**PROBLEM:**
Say how many lines contain the string "title". Give no other output.

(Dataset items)
— begin —

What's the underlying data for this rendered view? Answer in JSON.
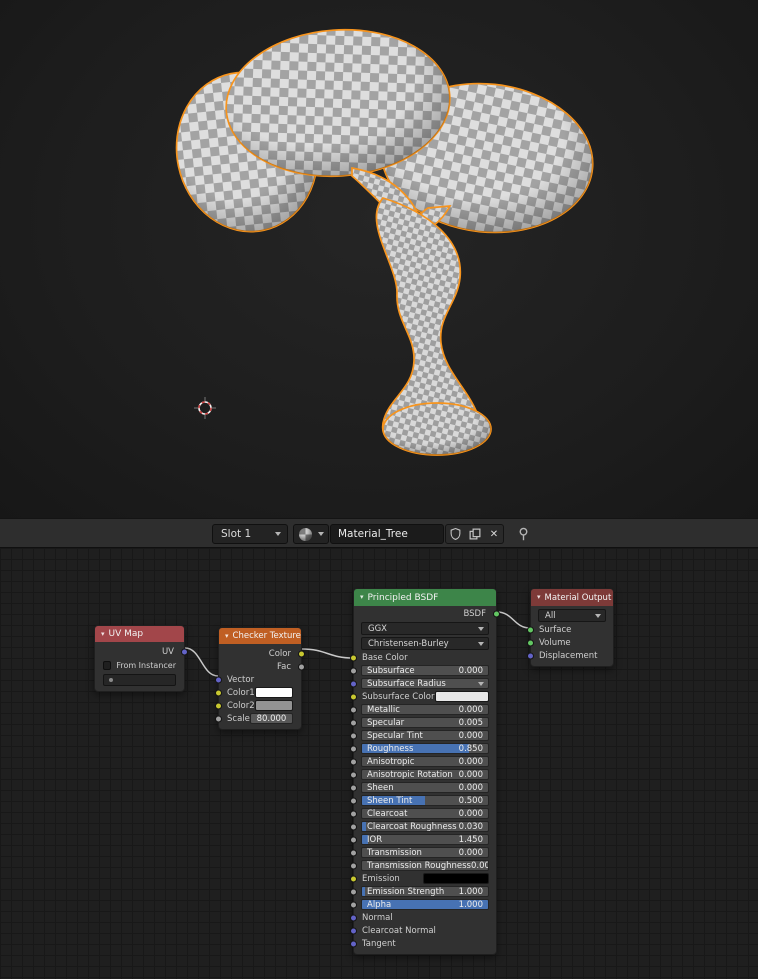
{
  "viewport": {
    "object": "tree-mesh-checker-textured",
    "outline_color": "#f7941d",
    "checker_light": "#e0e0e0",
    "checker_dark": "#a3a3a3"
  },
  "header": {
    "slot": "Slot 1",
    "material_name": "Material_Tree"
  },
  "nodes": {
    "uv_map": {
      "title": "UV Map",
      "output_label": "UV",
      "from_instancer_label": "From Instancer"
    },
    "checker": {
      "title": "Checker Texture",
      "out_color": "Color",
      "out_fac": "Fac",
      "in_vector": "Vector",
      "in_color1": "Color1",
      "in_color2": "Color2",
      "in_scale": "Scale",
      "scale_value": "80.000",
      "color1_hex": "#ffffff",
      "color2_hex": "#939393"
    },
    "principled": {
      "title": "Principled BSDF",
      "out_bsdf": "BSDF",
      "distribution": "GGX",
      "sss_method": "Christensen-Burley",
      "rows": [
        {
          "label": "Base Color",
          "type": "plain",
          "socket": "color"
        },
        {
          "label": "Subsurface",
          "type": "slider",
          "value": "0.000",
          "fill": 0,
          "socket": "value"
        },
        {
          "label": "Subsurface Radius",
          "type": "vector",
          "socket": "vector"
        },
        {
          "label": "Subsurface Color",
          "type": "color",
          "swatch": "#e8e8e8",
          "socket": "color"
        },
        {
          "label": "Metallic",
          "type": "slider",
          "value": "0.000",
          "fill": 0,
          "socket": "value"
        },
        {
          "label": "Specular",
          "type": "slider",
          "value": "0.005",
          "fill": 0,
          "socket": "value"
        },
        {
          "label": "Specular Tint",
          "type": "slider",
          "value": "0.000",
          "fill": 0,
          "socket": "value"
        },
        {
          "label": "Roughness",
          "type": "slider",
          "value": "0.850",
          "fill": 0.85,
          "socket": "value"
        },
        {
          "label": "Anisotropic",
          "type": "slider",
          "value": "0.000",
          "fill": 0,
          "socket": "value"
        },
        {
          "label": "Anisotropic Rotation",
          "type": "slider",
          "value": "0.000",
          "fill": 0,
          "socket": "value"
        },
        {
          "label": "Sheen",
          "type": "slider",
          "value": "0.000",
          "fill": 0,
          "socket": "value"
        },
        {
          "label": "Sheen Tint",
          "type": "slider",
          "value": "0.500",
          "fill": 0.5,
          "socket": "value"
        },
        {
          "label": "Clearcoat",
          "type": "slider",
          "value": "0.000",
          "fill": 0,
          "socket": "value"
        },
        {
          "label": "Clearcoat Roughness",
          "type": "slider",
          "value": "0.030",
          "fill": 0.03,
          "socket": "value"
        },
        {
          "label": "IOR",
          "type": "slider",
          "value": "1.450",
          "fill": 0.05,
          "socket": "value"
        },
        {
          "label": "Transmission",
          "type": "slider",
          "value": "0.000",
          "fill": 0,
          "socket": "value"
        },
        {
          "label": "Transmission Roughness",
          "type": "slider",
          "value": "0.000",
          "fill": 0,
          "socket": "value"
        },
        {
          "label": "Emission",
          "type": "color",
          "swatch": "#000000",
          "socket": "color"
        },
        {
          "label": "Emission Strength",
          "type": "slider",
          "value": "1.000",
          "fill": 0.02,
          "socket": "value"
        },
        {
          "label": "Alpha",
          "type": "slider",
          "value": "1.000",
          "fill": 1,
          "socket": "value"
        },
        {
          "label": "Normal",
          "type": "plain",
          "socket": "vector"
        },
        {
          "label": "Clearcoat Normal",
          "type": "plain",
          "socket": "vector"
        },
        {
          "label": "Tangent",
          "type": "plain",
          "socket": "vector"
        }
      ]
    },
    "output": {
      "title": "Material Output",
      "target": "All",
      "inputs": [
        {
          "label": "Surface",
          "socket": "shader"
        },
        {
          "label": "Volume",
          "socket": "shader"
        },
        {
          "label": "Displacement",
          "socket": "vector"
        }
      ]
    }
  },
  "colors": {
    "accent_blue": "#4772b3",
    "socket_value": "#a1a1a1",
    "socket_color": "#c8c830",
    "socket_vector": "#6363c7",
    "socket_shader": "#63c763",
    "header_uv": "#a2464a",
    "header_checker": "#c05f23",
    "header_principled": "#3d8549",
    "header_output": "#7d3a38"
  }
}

— end —
— begin —

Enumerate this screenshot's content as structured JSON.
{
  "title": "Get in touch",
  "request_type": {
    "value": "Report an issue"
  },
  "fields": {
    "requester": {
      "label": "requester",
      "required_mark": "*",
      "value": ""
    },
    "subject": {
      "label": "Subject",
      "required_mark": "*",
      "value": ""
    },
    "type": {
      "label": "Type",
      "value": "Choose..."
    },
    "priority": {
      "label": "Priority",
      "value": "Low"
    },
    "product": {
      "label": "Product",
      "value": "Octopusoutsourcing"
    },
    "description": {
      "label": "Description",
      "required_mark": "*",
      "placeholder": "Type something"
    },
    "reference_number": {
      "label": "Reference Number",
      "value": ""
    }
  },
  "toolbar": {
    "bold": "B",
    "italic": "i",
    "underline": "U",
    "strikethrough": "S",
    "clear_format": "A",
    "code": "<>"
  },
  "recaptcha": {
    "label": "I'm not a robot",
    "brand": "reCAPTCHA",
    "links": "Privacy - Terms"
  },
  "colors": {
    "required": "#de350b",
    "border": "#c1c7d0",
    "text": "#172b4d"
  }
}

— end —

**TASK OUTPUT:**
5